Copy each line exactly. Drop every picture.

--- START OF Raw records ---

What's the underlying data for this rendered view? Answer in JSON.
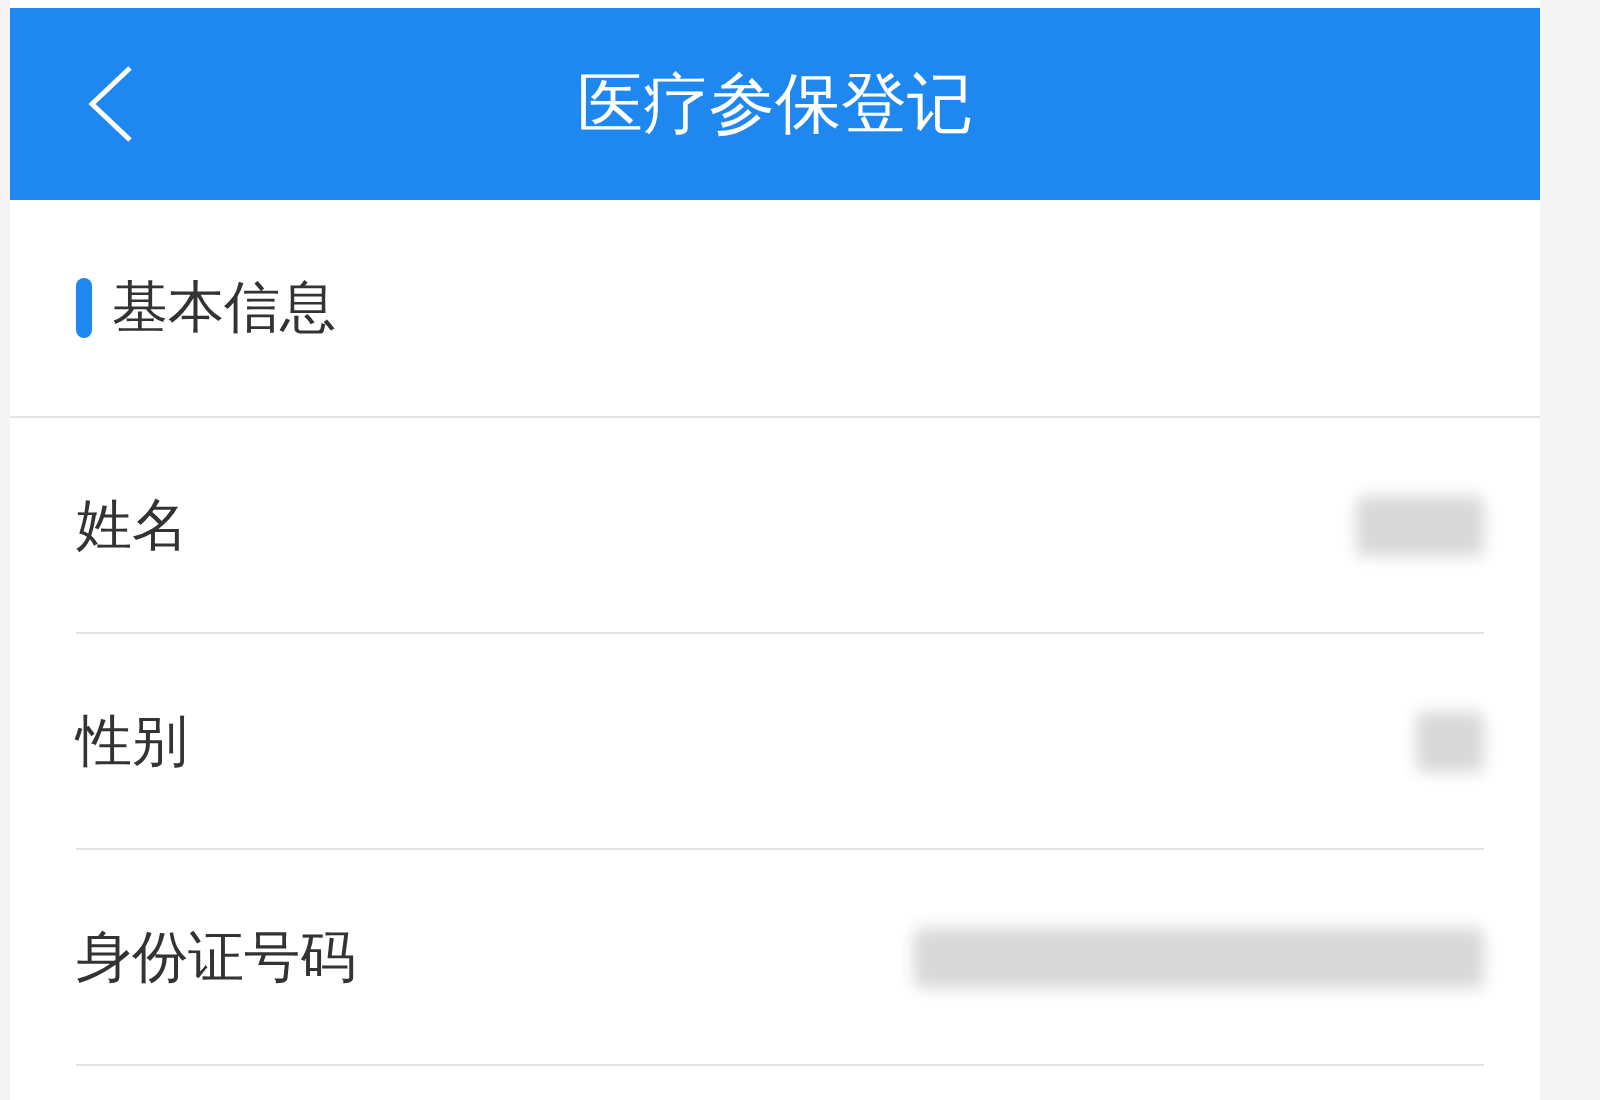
{
  "header": {
    "title": "医疗参保登记"
  },
  "section": {
    "title": "基本信息"
  },
  "fields": [
    {
      "label": "姓名",
      "kind": "blurred"
    },
    {
      "label": "性别",
      "kind": "blurred"
    },
    {
      "label": "身份证号码",
      "kind": "blurred"
    }
  ]
}
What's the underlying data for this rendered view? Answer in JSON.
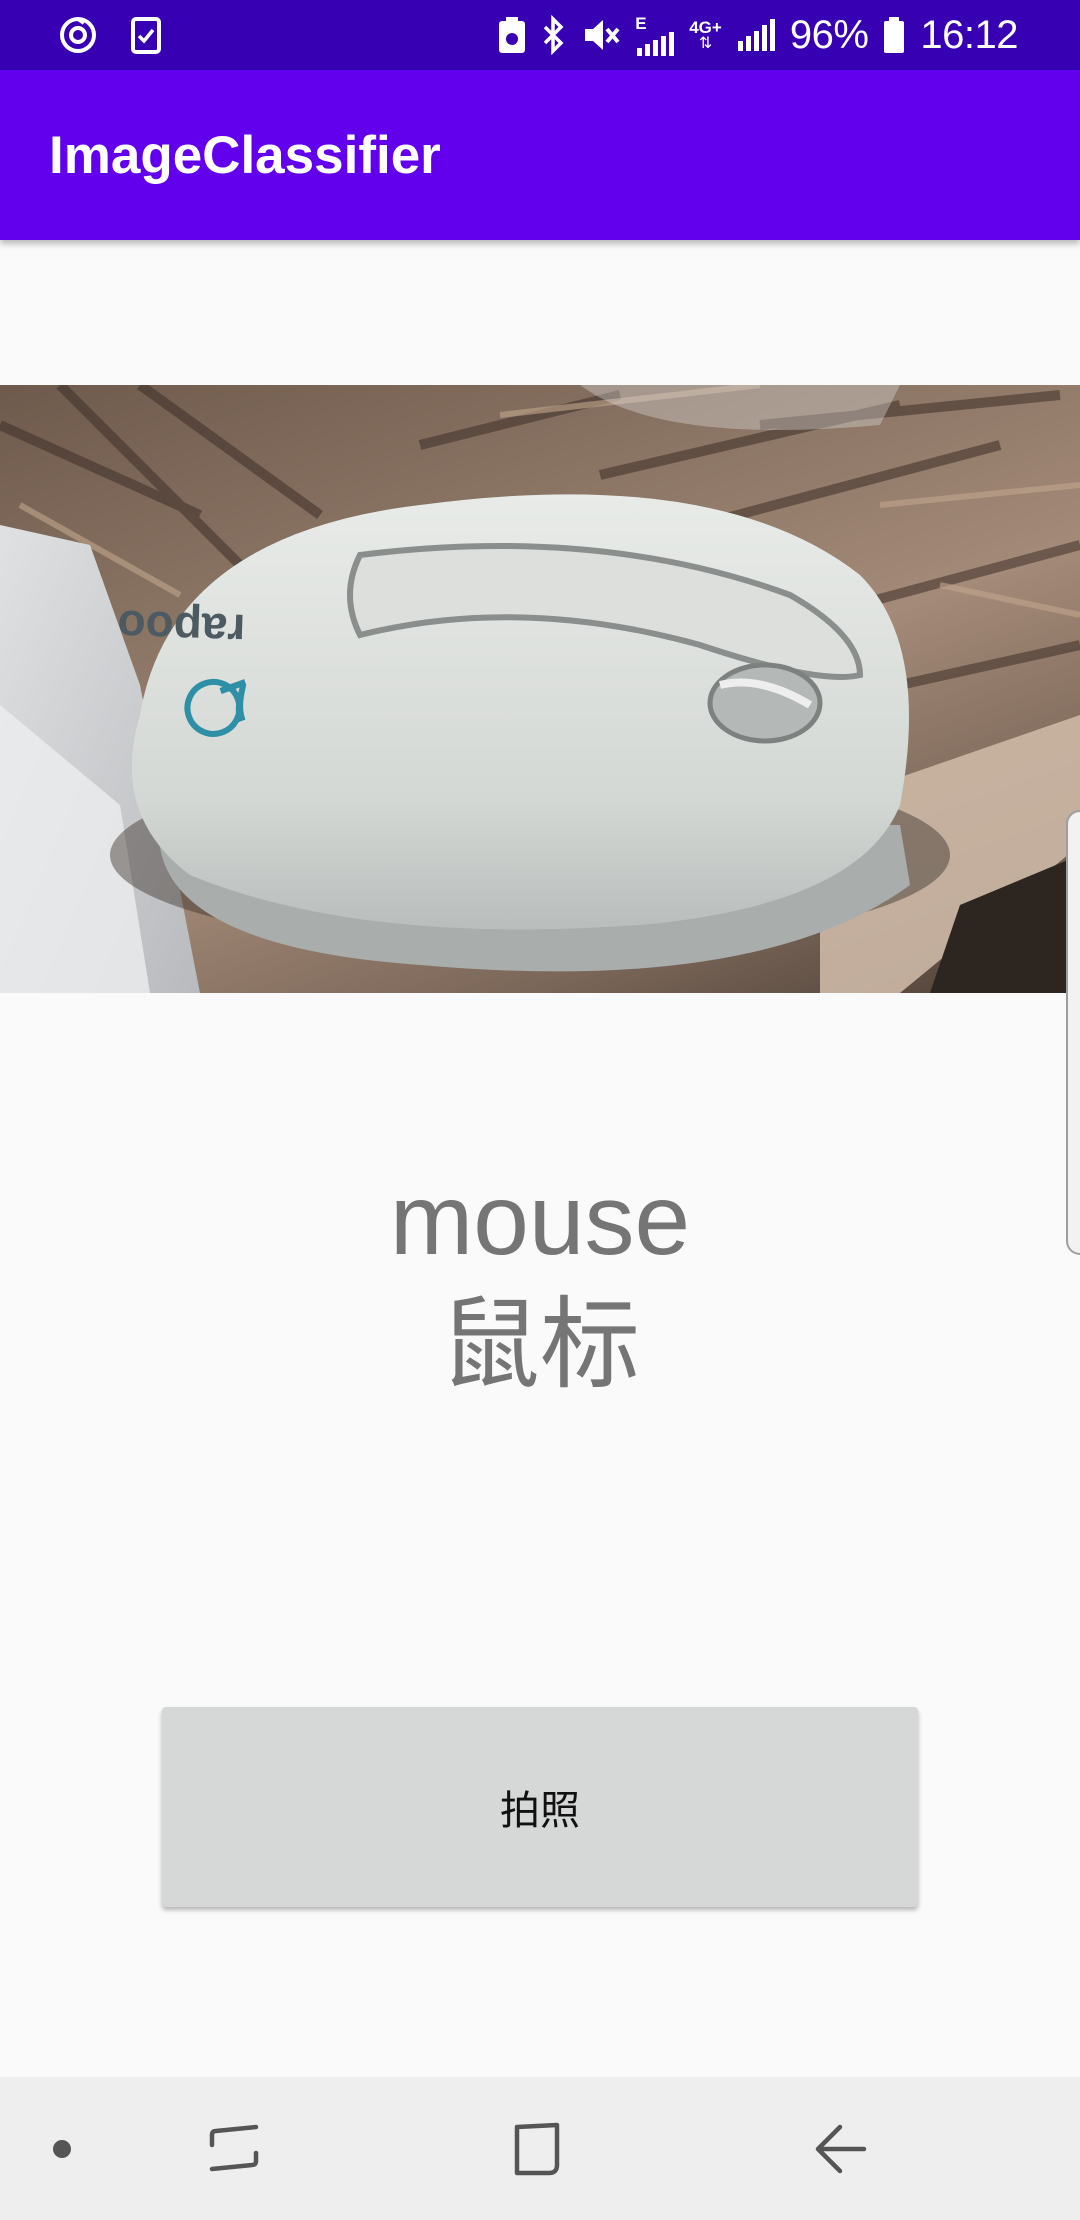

--- END OF Raw records ---

Right answer ->
What's the underlying data for this rendered view? Answer in JSON.
{
  "header": {
    "title": "医疗参保登记"
  },
  "section": {
    "title": "基本信息"
  },
  "fields": [
    {
      "label": "姓名",
      "kind": "blurred"
    },
    {
      "label": "性别",
      "kind": "blurred"
    },
    {
      "label": "身份证号码",
      "kind": "blurred"
    }
  ]
}
What's the underlying data for this rendered view? Answer in JSON.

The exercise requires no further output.